Task requirements >> Word for word, copy all the data and drop the pictures.

Provided data >>
----

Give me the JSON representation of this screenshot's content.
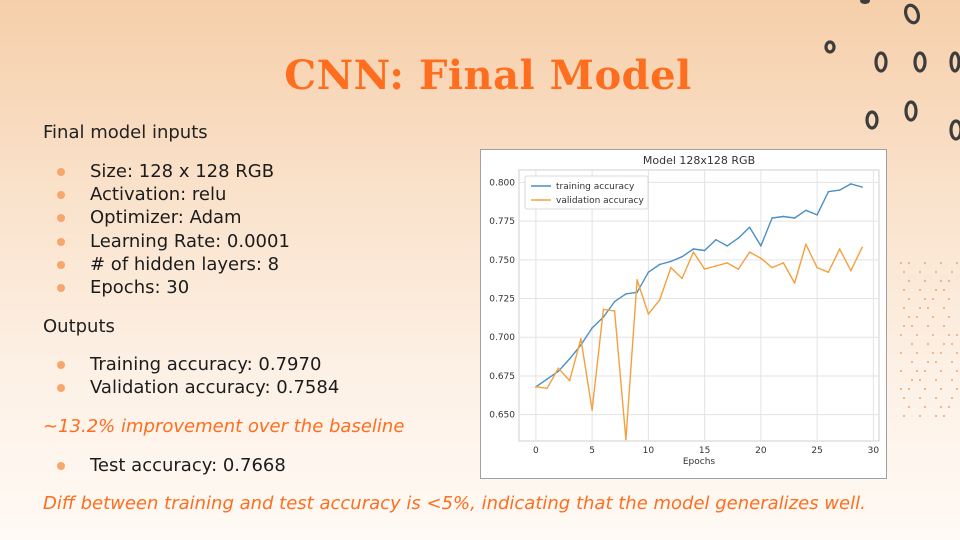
{
  "slide": {
    "title": "CNN: Final Model",
    "inputs_heading": "Final model inputs",
    "inputs": [
      "Size: 128 x 128 RGB",
      "Activation: relu",
      "Optimizer: Adam",
      "Learning Rate: 0.0001",
      "# of hidden layers: 8",
      "Epochs: 30"
    ],
    "outputs_heading": "Outputs",
    "outputs": [
      "Training accuracy: 0.7970",
      "Validation accuracy: 0.7584"
    ],
    "improvement_note": "~13.2% improvement over the baseline",
    "test_items": [
      "Test accuracy: 0.7668"
    ],
    "conclusion": "Diff between training and test accuracy is <5%, indicating that the model generalizes well."
  },
  "colors": {
    "accent": "#ff6d1f",
    "bullet": "#f7a66c",
    "training_series": "#4b8fc4",
    "validation_series": "#f5a03d"
  },
  "chart_data": {
    "type": "line",
    "title": "Model 128x128 RGB",
    "xlabel": "Epochs",
    "ylabel": "",
    "xlim": [
      -1.5,
      30.5
    ],
    "ylim": [
      0.633,
      0.808
    ],
    "xticks": [
      0,
      5,
      10,
      15,
      20,
      25,
      30
    ],
    "yticks": [
      0.65,
      0.675,
      0.7,
      0.725,
      0.75,
      0.775,
      0.8
    ],
    "ytick_labels": [
      "0.650",
      "0.675",
      "0.700",
      "0.725",
      "0.750",
      "0.775",
      "0.800"
    ],
    "grid": true,
    "legend_position": "top-left",
    "x": [
      0,
      1,
      2,
      3,
      4,
      5,
      6,
      7,
      8,
      9,
      10,
      11,
      12,
      13,
      14,
      15,
      16,
      17,
      18,
      19,
      20,
      21,
      22,
      23,
      24,
      25,
      26,
      27,
      28,
      29
    ],
    "series": [
      {
        "name": "training accuracy",
        "color": "#4b8fc4",
        "values": [
          0.668,
          0.673,
          0.678,
          0.686,
          0.695,
          0.706,
          0.713,
          0.723,
          0.728,
          0.729,
          0.742,
          0.747,
          0.749,
          0.752,
          0.757,
          0.756,
          0.763,
          0.759,
          0.764,
          0.771,
          0.759,
          0.777,
          0.778,
          0.777,
          0.782,
          0.779,
          0.794,
          0.795,
          0.799,
          0.797
        ]
      },
      {
        "name": "validation accuracy",
        "color": "#f5a03d",
        "values": [
          0.668,
          0.667,
          0.68,
          0.672,
          0.699,
          0.653,
          0.718,
          0.717,
          0.634,
          0.737,
          0.715,
          0.724,
          0.745,
          0.738,
          0.755,
          0.744,
          0.746,
          0.748,
          0.744,
          0.755,
          0.751,
          0.745,
          0.748,
          0.735,
          0.76,
          0.745,
          0.742,
          0.757,
          0.743,
          0.758
        ]
      }
    ]
  }
}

----

The solution >>
Give me the JSON representation of this screenshot's content.
{
  "slide": {
    "title": "CNN: Final Model",
    "inputs_heading": "Final model inputs",
    "inputs": [
      "Size: 128 x 128 RGB",
      "Activation: relu",
      "Optimizer: Adam",
      "Learning Rate: 0.0001",
      "# of hidden layers: 8",
      "Epochs: 30"
    ],
    "outputs_heading": "Outputs",
    "outputs": [
      "Training accuracy: 0.7970",
      "Validation accuracy: 0.7584"
    ],
    "improvement_note": "~13.2% improvement over the baseline",
    "test_items": [
      "Test accuracy: 0.7668"
    ],
    "conclusion": "Diff between training and test accuracy is <5%, indicating that the model generalizes well."
  },
  "colors": {
    "accent": "#ff6d1f",
    "bullet": "#f7a66c",
    "training_series": "#4b8fc4",
    "validation_series": "#f5a03d"
  },
  "chart_data": {
    "type": "line",
    "title": "Model 128x128 RGB",
    "xlabel": "Epochs",
    "ylabel": "",
    "xlim": [
      -1.5,
      30.5
    ],
    "ylim": [
      0.633,
      0.808
    ],
    "xticks": [
      0,
      5,
      10,
      15,
      20,
      25,
      30
    ],
    "yticks": [
      0.65,
      0.675,
      0.7,
      0.725,
      0.75,
      0.775,
      0.8
    ],
    "ytick_labels": [
      "0.650",
      "0.675",
      "0.700",
      "0.725",
      "0.750",
      "0.775",
      "0.800"
    ],
    "grid": true,
    "legend_position": "top-left",
    "x": [
      0,
      1,
      2,
      3,
      4,
      5,
      6,
      7,
      8,
      9,
      10,
      11,
      12,
      13,
      14,
      15,
      16,
      17,
      18,
      19,
      20,
      21,
      22,
      23,
      24,
      25,
      26,
      27,
      28,
      29
    ],
    "series": [
      {
        "name": "training accuracy",
        "color": "#4b8fc4",
        "values": [
          0.668,
          0.673,
          0.678,
          0.686,
          0.695,
          0.706,
          0.713,
          0.723,
          0.728,
          0.729,
          0.742,
          0.747,
          0.749,
          0.752,
          0.757,
          0.756,
          0.763,
          0.759,
          0.764,
          0.771,
          0.759,
          0.777,
          0.778,
          0.777,
          0.782,
          0.779,
          0.794,
          0.795,
          0.799,
          0.797
        ]
      },
      {
        "name": "validation accuracy",
        "color": "#f5a03d",
        "values": [
          0.668,
          0.667,
          0.68,
          0.672,
          0.699,
          0.653,
          0.718,
          0.717,
          0.634,
          0.737,
          0.715,
          0.724,
          0.745,
          0.738,
          0.755,
          0.744,
          0.746,
          0.748,
          0.744,
          0.755,
          0.751,
          0.745,
          0.748,
          0.735,
          0.76,
          0.745,
          0.742,
          0.757,
          0.743,
          0.758
        ]
      }
    ]
  }
}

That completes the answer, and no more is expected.